Task requirements.
All lines from the line containing "Read out every word on this page." up to and including the last line of the listing below should be echoed exactly; no other lines belong in the response.

Given data.
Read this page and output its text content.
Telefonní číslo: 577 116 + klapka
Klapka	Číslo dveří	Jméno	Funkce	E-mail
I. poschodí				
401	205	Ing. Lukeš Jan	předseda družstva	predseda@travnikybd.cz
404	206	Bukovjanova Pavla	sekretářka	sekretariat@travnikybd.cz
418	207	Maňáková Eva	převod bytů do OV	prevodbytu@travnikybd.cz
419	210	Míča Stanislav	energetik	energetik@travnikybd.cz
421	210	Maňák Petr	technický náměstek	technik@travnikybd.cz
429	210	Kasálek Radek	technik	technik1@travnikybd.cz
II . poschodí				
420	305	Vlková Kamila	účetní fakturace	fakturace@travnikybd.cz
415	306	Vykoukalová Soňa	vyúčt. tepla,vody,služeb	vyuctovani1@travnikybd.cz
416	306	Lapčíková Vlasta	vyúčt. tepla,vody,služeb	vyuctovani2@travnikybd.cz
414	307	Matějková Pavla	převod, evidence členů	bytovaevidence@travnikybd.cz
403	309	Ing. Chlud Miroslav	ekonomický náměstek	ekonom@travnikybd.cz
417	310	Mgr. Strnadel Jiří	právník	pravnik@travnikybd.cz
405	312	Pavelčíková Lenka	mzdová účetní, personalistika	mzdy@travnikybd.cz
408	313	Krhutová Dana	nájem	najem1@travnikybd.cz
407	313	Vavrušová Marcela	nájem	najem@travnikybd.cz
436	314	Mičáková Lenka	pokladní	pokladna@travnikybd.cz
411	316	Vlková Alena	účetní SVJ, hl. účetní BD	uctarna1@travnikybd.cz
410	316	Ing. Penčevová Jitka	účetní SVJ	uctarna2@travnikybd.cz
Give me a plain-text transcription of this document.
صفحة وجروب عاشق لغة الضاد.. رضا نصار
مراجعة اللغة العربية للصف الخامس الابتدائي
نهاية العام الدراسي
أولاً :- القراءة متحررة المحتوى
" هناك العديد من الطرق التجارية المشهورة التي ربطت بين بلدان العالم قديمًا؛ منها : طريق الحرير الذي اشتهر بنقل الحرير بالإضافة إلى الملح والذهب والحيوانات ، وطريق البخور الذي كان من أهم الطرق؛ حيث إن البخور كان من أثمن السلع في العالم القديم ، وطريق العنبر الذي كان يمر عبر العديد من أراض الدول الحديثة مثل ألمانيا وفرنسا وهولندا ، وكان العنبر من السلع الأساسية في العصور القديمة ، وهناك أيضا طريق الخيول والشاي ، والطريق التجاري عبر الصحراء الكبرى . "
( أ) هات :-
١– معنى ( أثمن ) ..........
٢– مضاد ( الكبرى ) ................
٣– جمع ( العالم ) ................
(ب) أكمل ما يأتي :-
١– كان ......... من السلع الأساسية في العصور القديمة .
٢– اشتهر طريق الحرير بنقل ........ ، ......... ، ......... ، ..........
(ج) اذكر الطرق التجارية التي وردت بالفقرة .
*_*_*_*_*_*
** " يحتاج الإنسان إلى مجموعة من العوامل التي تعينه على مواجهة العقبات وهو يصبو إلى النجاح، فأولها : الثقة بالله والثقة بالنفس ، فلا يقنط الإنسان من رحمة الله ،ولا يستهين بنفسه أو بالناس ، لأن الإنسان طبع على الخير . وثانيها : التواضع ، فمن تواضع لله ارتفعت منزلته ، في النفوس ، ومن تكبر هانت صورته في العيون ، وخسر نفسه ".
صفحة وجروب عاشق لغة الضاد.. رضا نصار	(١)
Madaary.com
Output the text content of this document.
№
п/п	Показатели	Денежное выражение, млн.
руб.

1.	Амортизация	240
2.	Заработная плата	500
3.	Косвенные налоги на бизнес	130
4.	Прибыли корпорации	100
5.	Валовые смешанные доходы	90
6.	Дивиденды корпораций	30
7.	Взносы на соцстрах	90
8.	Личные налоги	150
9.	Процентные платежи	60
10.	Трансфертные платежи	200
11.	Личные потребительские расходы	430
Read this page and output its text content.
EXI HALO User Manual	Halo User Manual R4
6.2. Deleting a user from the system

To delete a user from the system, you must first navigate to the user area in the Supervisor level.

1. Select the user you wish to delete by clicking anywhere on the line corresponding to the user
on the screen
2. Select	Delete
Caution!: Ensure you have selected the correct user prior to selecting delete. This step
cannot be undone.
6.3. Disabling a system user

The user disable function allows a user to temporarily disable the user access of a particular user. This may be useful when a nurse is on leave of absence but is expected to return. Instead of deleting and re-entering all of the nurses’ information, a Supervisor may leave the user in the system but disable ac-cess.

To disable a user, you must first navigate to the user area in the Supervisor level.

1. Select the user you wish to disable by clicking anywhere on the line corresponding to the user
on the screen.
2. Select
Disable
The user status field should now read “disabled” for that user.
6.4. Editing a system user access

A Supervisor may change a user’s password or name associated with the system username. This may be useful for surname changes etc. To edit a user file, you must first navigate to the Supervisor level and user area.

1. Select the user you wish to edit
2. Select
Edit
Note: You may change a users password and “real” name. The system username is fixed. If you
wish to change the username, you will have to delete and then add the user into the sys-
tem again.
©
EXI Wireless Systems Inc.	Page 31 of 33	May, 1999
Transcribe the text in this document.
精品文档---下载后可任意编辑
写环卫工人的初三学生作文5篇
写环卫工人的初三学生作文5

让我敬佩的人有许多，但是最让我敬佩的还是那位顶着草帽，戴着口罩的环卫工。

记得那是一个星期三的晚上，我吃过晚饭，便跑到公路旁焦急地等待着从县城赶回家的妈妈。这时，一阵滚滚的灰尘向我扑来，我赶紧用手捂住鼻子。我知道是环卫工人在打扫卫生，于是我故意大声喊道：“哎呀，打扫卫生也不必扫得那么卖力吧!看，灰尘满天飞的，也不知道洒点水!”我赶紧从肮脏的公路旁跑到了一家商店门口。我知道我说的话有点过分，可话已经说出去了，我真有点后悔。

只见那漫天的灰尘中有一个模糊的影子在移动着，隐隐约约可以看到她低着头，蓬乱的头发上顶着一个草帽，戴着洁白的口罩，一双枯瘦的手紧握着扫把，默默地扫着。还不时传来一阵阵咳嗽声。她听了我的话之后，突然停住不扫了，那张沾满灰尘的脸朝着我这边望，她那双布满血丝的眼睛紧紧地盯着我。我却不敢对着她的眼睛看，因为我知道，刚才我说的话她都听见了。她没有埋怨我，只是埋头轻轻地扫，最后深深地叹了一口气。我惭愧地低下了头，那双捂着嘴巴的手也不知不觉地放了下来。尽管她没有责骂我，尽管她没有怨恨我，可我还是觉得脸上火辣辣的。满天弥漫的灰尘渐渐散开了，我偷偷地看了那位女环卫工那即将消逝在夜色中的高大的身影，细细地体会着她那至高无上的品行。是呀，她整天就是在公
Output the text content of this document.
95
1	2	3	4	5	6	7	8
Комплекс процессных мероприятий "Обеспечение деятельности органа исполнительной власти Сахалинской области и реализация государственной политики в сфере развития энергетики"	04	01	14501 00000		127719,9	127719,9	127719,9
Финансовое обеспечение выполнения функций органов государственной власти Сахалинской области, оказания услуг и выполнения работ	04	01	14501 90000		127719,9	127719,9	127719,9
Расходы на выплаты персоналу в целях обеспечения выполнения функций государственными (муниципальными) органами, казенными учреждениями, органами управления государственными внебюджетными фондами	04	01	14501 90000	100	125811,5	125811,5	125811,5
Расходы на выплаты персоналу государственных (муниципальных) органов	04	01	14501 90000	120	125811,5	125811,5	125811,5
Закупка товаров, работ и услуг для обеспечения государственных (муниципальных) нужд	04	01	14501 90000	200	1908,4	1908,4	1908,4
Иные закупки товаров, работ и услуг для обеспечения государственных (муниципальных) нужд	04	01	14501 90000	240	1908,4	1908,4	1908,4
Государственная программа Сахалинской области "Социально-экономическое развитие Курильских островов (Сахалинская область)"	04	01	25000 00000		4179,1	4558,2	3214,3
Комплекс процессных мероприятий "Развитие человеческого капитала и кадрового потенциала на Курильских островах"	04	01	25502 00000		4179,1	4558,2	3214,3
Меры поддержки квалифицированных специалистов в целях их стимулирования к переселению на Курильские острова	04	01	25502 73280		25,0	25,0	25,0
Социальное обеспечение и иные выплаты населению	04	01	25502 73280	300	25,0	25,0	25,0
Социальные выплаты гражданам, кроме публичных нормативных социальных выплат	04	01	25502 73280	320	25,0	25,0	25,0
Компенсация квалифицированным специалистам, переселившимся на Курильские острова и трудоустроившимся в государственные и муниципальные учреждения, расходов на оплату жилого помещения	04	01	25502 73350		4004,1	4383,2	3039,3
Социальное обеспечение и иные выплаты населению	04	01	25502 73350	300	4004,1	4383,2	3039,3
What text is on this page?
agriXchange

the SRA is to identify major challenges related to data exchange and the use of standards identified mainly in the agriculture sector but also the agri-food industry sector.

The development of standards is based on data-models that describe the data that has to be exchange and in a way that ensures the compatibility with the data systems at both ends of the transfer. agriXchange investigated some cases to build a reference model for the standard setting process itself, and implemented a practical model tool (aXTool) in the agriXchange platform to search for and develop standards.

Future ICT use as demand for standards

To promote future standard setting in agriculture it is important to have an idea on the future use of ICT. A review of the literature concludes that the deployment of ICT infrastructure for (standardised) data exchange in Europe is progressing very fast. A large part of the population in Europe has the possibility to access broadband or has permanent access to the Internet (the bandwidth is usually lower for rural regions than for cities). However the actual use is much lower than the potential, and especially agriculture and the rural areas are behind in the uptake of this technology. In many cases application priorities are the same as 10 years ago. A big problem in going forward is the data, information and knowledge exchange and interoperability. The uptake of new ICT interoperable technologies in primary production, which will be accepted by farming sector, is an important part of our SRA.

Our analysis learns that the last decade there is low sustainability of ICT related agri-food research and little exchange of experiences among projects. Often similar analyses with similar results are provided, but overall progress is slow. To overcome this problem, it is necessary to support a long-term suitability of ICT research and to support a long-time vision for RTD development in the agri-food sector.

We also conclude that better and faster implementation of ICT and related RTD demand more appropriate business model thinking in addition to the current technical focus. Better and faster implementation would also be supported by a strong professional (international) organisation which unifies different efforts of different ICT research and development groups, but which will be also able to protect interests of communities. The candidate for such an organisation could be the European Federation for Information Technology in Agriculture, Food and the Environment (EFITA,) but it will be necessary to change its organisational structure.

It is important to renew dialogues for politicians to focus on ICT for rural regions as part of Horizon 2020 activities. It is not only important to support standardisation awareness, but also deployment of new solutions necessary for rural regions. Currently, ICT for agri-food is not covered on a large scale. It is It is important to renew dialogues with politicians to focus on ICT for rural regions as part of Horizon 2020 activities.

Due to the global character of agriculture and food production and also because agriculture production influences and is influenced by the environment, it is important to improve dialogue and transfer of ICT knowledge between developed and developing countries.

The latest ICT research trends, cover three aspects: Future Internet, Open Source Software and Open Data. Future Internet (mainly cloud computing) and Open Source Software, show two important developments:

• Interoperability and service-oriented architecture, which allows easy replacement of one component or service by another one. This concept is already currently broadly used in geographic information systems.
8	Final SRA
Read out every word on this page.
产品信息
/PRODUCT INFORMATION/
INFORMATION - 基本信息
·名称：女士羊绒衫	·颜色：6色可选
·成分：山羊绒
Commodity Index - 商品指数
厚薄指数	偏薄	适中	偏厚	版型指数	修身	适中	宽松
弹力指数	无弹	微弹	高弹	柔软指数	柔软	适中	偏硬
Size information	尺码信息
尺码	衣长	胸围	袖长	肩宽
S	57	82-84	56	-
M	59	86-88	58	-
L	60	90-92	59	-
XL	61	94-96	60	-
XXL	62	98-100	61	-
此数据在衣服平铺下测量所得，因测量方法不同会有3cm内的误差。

Solution to the exercise.
Read out every word on this page.
产品信息
/PRODUCT INFORMATION/
INFORMATION - 基本信息
·名称：女士羊绒衫	·颜色：6色可选
·成分：山羊绒
Commodity Index - 商品指数
厚薄指数	偏薄	适中	偏厚	版型指数	修身	适中	宽松
弹力指数	无弹	微弹	高弹	柔软指数	柔软	适中	偏硬
Size information	尺码信息
尺码	衣长	胸围	袖长	肩宽
S	57	82-84	56	-
M	59	86-88	58	-
L	60	90-92	59	-
XL	61	94-96	60	-
XXL	62	98-100	61	-
此数据在衣服平铺下测量所得，因测量方法不同会有3cm内的误差。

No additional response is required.